_WHAT TO WORK ON_
Check every line below for the string "JSON", and copy the lines that contain it.

_TASK MATERIAL_
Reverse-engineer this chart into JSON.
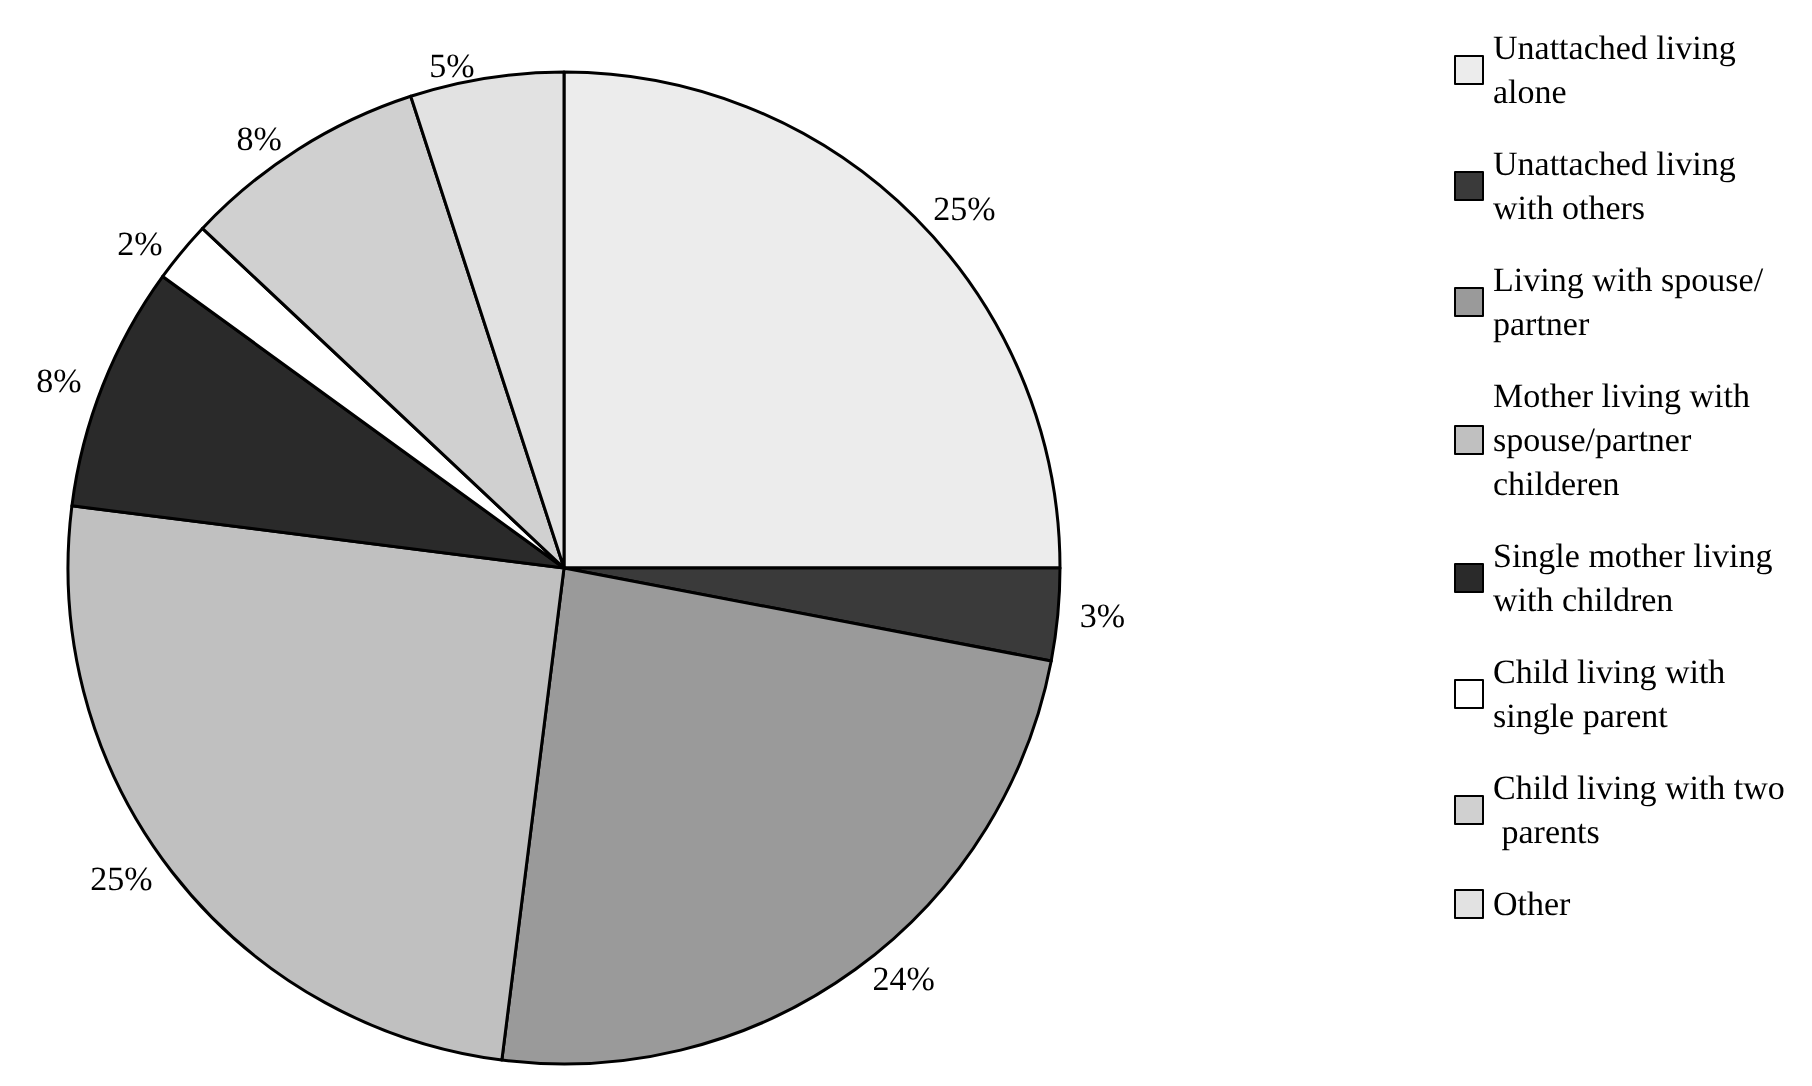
{
  "chart_data": {
    "type": "pie",
    "categories": [
      "Unattached living alone",
      "Unattached living with others",
      "Living with spouse/partner",
      "Mother living with spouse/partner childeren",
      "Single mother living with children",
      "Child living with single parent",
      "Child living with two parents",
      "Other"
    ],
    "values": [
      25,
      3,
      24,
      25,
      8,
      2,
      8,
      5
    ],
    "value_labels": [
      "25%",
      "3%",
      "24%",
      "25%",
      "8%",
      "2%",
      "8%",
      "5%"
    ],
    "colors": [
      "#ececec",
      "#3a3a3a",
      "#9a9a9a",
      "#c0c0c0",
      "#2a2a2a",
      "#ffffff",
      "#d0d0d0",
      "#e2e2e2"
    ],
    "legend": "right"
  }
}
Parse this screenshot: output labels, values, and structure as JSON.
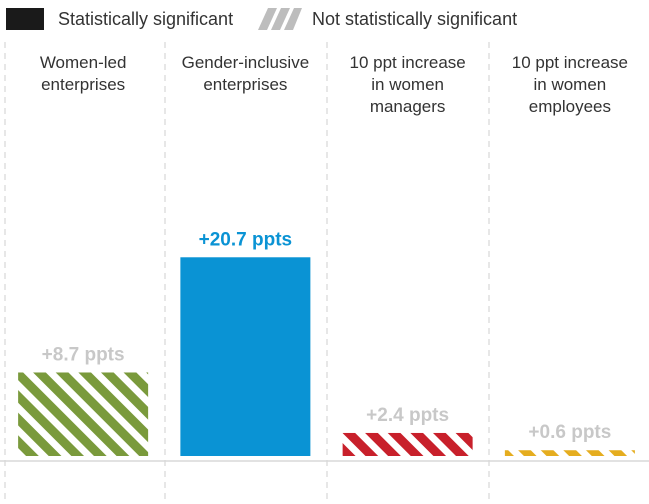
{
  "legend": {
    "significant_label": "Statistically significant",
    "not_significant_label": "Not statistically significant",
    "significant_color": "#1a1a1a",
    "not_significant_color": "#bdbdbd"
  },
  "chart_data": {
    "type": "bar",
    "title": "",
    "xlabel": "",
    "ylabel": "",
    "ylim": [
      0,
      25
    ],
    "grid": false,
    "legend_position": "top-left",
    "categories": [
      [
        "Women-led",
        "enterprises"
      ],
      [
        "Gender-inclusive",
        "enterprises"
      ],
      [
        "10 ppt increase",
        "in women",
        "managers"
      ],
      [
        "10 ppt increase",
        "in women",
        "employees"
      ]
    ],
    "values": [
      8.7,
      20.7,
      2.4,
      0.6
    ],
    "labels": [
      "+8.7 ppts",
      "+20.7 ppts",
      "+2.4 ppts",
      "+0.6 ppts"
    ],
    "significant": [
      false,
      true,
      false,
      false
    ],
    "colors": [
      "#7a9a3c",
      "#0a93d4",
      "#c8202b",
      "#e5ad1f"
    ],
    "label_colors": [
      "#c8c8c8",
      "#0a93d4",
      "#c8c8c8",
      "#c8c8c8"
    ]
  }
}
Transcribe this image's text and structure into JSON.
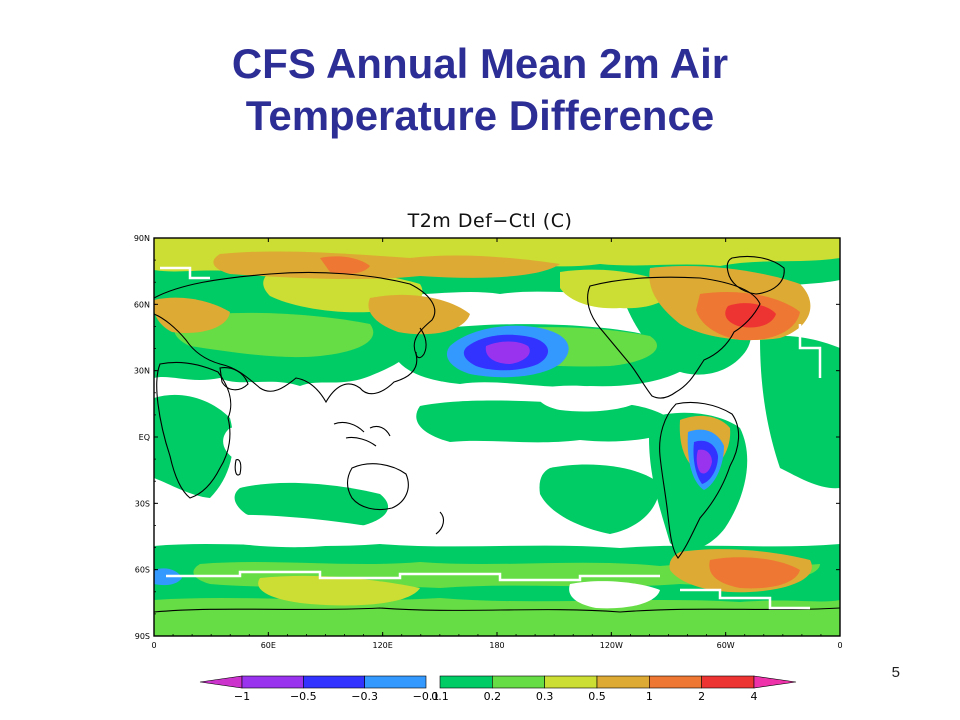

_FULL RESPONSE_
Reverse-engineer this chart into JSON.
Parse this screenshot: output labels, values, and structure as JSON.
Transcribe this image's text and structure into JSON.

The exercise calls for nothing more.